- **Prompt**: For each line of the listing, output an exact copy.
------------------------------------------------------------
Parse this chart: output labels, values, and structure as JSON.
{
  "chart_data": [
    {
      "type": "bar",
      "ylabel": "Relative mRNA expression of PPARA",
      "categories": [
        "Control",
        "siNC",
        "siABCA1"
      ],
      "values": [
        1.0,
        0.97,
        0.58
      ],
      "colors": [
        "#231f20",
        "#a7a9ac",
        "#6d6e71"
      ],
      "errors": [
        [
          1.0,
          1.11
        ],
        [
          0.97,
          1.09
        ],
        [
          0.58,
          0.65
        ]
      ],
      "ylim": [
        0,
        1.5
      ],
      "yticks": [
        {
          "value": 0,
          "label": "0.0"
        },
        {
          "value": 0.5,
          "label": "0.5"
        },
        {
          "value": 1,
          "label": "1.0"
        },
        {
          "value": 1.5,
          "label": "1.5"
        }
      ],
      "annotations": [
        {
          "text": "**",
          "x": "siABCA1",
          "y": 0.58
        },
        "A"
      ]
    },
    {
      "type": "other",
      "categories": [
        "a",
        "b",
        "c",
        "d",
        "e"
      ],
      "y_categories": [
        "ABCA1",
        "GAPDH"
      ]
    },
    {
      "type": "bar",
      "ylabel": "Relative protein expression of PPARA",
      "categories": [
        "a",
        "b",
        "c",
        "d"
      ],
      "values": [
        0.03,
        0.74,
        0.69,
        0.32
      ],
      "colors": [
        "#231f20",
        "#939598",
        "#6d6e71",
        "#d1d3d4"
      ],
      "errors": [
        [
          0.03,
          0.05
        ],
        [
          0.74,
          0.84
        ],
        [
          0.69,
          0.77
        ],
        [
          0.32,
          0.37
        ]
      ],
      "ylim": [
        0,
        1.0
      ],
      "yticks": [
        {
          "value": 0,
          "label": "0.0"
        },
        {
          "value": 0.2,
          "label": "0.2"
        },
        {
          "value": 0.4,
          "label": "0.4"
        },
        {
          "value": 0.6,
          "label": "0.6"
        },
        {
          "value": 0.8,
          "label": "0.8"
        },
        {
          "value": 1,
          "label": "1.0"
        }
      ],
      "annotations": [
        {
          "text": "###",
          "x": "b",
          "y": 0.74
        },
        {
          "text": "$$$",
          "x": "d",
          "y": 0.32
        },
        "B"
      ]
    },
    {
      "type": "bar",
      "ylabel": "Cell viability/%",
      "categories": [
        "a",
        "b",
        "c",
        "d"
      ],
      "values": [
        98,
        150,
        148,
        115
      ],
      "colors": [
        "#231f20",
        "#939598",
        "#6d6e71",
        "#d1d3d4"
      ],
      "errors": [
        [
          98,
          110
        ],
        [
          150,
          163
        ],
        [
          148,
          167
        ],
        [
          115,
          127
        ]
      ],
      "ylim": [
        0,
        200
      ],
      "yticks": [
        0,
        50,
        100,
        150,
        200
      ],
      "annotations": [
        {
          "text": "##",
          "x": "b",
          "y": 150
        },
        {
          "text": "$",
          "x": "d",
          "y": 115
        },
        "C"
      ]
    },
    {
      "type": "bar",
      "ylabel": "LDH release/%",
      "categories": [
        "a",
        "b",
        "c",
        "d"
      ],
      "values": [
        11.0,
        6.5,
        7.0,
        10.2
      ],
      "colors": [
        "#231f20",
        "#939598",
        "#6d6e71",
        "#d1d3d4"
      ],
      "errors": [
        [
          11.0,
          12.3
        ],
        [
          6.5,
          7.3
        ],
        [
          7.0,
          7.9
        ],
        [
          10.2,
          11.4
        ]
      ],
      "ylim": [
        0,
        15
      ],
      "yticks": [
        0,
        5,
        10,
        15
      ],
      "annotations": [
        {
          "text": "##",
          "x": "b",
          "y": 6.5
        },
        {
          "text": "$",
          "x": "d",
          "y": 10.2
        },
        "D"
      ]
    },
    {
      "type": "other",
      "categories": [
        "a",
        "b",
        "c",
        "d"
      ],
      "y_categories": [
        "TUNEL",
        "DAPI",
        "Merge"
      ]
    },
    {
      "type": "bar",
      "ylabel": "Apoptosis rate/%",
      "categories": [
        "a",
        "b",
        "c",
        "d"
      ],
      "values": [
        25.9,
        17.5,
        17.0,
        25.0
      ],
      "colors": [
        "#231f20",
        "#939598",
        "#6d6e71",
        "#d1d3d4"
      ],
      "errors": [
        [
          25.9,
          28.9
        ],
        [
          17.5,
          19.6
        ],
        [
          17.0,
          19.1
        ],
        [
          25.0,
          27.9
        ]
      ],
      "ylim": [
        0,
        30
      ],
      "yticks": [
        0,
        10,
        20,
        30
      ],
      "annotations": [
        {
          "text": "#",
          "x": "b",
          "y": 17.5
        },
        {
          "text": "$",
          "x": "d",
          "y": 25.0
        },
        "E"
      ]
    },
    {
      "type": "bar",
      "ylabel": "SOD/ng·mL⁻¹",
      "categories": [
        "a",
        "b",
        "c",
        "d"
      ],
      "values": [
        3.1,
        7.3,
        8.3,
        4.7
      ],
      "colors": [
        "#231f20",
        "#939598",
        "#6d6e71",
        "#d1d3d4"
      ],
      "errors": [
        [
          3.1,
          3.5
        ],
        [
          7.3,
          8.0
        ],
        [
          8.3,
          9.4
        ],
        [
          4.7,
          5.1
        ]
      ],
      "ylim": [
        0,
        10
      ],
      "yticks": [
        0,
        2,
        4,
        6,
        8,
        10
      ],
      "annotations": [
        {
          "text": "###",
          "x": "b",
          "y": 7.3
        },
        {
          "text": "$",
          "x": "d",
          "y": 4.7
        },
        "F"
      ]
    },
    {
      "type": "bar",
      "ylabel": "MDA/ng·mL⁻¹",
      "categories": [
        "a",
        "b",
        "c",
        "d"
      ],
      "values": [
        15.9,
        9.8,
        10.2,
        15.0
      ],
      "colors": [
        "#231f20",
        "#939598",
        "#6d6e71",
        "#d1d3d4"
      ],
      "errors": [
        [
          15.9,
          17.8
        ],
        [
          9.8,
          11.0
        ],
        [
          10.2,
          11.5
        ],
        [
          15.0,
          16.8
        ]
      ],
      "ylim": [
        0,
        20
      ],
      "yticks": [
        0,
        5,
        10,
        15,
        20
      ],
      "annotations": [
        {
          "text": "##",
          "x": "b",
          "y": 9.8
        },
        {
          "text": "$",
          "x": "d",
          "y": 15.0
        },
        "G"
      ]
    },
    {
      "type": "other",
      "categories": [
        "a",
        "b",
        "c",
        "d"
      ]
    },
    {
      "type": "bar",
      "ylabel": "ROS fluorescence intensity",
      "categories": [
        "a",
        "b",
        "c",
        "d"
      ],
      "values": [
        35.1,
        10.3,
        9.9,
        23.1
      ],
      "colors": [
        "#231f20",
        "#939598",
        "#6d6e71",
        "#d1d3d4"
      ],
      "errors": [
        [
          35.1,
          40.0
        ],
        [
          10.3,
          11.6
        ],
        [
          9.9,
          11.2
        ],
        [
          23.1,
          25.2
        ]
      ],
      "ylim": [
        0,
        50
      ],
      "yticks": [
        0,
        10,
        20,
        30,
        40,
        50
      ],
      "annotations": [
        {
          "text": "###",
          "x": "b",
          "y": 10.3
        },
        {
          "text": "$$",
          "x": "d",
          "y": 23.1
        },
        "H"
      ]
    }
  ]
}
------------------------------------------------------------
- **Solution for this task**:
Parse this chart: output labels, values, and structure as JSON.
{
  "chart_data": [
    {
      "type": "bar",
      "ylabel": "Relative mRNA expression of PPARA",
      "categories": [
        "Control",
        "siNC",
        "siABCA1"
      ],
      "values": [
        1.0,
        0.97,
        0.58
      ],
      "colors": [
        "#231f20",
        "#a7a9ac",
        "#6d6e71"
      ],
      "errors": [
        [
          1.0,
          1.11
        ],
        [
          0.97,
          1.09
        ],
        [
          0.58,
          0.65
        ]
      ],
      "ylim": [
        0,
        1.5
      ],
      "yticks": [
        {
          "value": 0,
          "label": "0.0"
        },
        {
          "value": 0.5,
          "label": "0.5"
        },
        {
          "value": 1,
          "label": "1.0"
        },
        {
          "value": 1.5,
          "label": "1.5"
        }
      ],
      "annotations": [
        {
          "text": "**",
          "x": "siABCA1",
          "y": 0.58
        },
        "A"
      ]
    },
    {
      "type": "other",
      "categories": [
        "a",
        "b",
        "c",
        "d",
        "e"
      ],
      "y_categories": [
        "ABCA1",
        "GAPDH"
      ]
    },
    {
      "type": "bar",
      "ylabel": "Relative protein expression of PPARA",
      "categories": [
        "a",
        "b",
        "c",
        "d"
      ],
      "values": [
        0.03,
        0.74,
        0.69,
        0.32
      ],
      "colors": [
        "#231f20",
        "#939598",
        "#6d6e71",
        "#d1d3d4"
      ],
      "errors": [
        [
          0.03,
          0.05
        ],
        [
          0.74,
          0.84
        ],
        [
          0.69,
          0.77
        ],
        [
          0.32,
          0.37
        ]
      ],
      "ylim": [
        0,
        1.0
      ],
      "yticks": [
        {
          "value": 0,
          "label": "0.0"
        },
        {
          "value": 0.2,
          "label": "0.2"
        },
        {
          "value": 0.4,
          "label": "0.4"
        },
        {
          "value": 0.6,
          "label": "0.6"
        },
        {
          "value": 0.8,
          "label": "0.8"
        },
        {
          "value": 1,
          "label": "1.0"
        }
      ],
      "annotations": [
        {
          "text": "###",
          "x": "b",
          "y": 0.74
        },
        {
          "text": "$$$",
          "x": "d",
          "y": 0.32
        },
        "B"
      ]
    },
    {
      "type": "bar",
      "ylabel": "Cell viability/%",
      "categories": [
        "a",
        "b",
        "c",
        "d"
      ],
      "values": [
        98,
        150,
        148,
        115
      ],
      "colors": [
        "#231f20",
        "#939598",
        "#6d6e71",
        "#d1d3d4"
      ],
      "errors": [
        [
          98,
          110
        ],
        [
          150,
          163
        ],
        [
          148,
          167
        ],
        [
          115,
          127
        ]
      ],
      "ylim": [
        0,
        200
      ],
      "yticks": [
        0,
        50,
        100,
        150,
        200
      ],
      "annotations": [
        {
          "text": "##",
          "x": "b",
          "y": 150
        },
        {
          "text": "$",
          "x": "d",
          "y": 115
        },
        "C"
      ]
    },
    {
      "type": "bar",
      "ylabel": "LDH release/%",
      "categories": [
        "a",
        "b",
        "c",
        "d"
      ],
      "values": [
        11.0,
        6.5,
        7.0,
        10.2
      ],
      "colors": [
        "#231f20",
        "#939598",
        "#6d6e71",
        "#d1d3d4"
      ],
      "errors": [
        [
          11.0,
          12.3
        ],
        [
          6.5,
          7.3
        ],
        [
          7.0,
          7.9
        ],
        [
          10.2,
          11.4
        ]
      ],
      "ylim": [
        0,
        15
      ],
      "yticks": [
        0,
        5,
        10,
        15
      ],
      "annotations": [
        {
          "text": "##",
          "x": "b",
          "y": 6.5
        },
        {
          "text": "$",
          "x": "d",
          "y": 10.2
        },
        "D"
      ]
    },
    {
      "type": "other",
      "categories": [
        "a",
        "b",
        "c",
        "d"
      ],
      "y_categories": [
        "TUNEL",
        "DAPI",
        "Merge"
      ]
    },
    {
      "type": "bar",
      "ylabel": "Apoptosis rate/%",
      "categories": [
        "a",
        "b",
        "c",
        "d"
      ],
      "values": [
        25.9,
        17.5,
        17.0,
        25.0
      ],
      "colors": [
        "#231f20",
        "#939598",
        "#6d6e71",
        "#d1d3d4"
      ],
      "errors": [
        [
          25.9,
          28.9
        ],
        [
          17.5,
          19.6
        ],
        [
          17.0,
          19.1
        ],
        [
          25.0,
          27.9
        ]
      ],
      "ylim": [
        0,
        30
      ],
      "yticks": [
        0,
        10,
        20,
        30
      ],
      "annotations": [
        {
          "text": "#",
          "x": "b",
          "y": 17.5
        },
        {
          "text": "$",
          "x": "d",
          "y": 25.0
        },
        "E"
      ]
    },
    {
      "type": "bar",
      "ylabel": "SOD/ng·mL⁻¹",
      "categories": [
        "a",
        "b",
        "c",
        "d"
      ],
      "values": [
        3.1,
        7.3,
        8.3,
        4.7
      ],
      "colors": [
        "#231f20",
        "#939598",
        "#6d6e71",
        "#d1d3d4"
      ],
      "errors": [
        [
          3.1,
          3.5
        ],
        [
          7.3,
          8.0
        ],
        [
          8.3,
          9.4
        ],
        [
          4.7,
          5.1
        ]
      ],
      "ylim": [
        0,
        10
      ],
      "yticks": [
        0,
        2,
        4,
        6,
        8,
        10
      ],
      "annotations": [
        {
          "text": "###",
          "x": "b",
          "y": 7.3
        },
        {
          "text": "$",
          "x": "d",
          "y": 4.7
        },
        "F"
      ]
    },
    {
      "type": "bar",
      "ylabel": "MDA/ng·mL⁻¹",
      "categories": [
        "a",
        "b",
        "c",
        "d"
      ],
      "values": [
        15.9,
        9.8,
        10.2,
        15.0
      ],
      "colors": [
        "#231f20",
        "#939598",
        "#6d6e71",
        "#d1d3d4"
      ],
      "errors": [
        [
          15.9,
          17.8
        ],
        [
          9.8,
          11.0
        ],
        [
          10.2,
          11.5
        ],
        [
          15.0,
          16.8
        ]
      ],
      "ylim": [
        0,
        20
      ],
      "yticks": [
        0,
        5,
        10,
        15,
        20
      ],
      "annotations": [
        {
          "text": "##",
          "x": "b",
          "y": 9.8
        },
        {
          "text": "$",
          "x": "d",
          "y": 15.0
        },
        "G"
      ]
    },
    {
      "type": "other",
      "categories": [
        "a",
        "b",
        "c",
        "d"
      ]
    },
    {
      "type": "bar",
      "ylabel": "ROS fluorescence intensity",
      "categories": [
        "a",
        "b",
        "c",
        "d"
      ],
      "values": [
        35.1,
        10.3,
        9.9,
        23.1
      ],
      "colors": [
        "#231f20",
        "#939598",
        "#6d6e71",
        "#d1d3d4"
      ],
      "errors": [
        [
          35.1,
          40.0
        ],
        [
          10.3,
          11.6
        ],
        [
          9.9,
          11.2
        ],
        [
          23.1,
          25.2
        ]
      ],
      "ylim": [
        0,
        50
      ],
      "yticks": [
        0,
        10,
        20,
        30,
        40,
        50
      ],
      "annotations": [
        {
          "text": "###",
          "x": "b",
          "y": 10.3
        },
        {
          "text": "$$",
          "x": "d",
          "y": 23.1
        },
        "H"
      ]
    }
  ]
}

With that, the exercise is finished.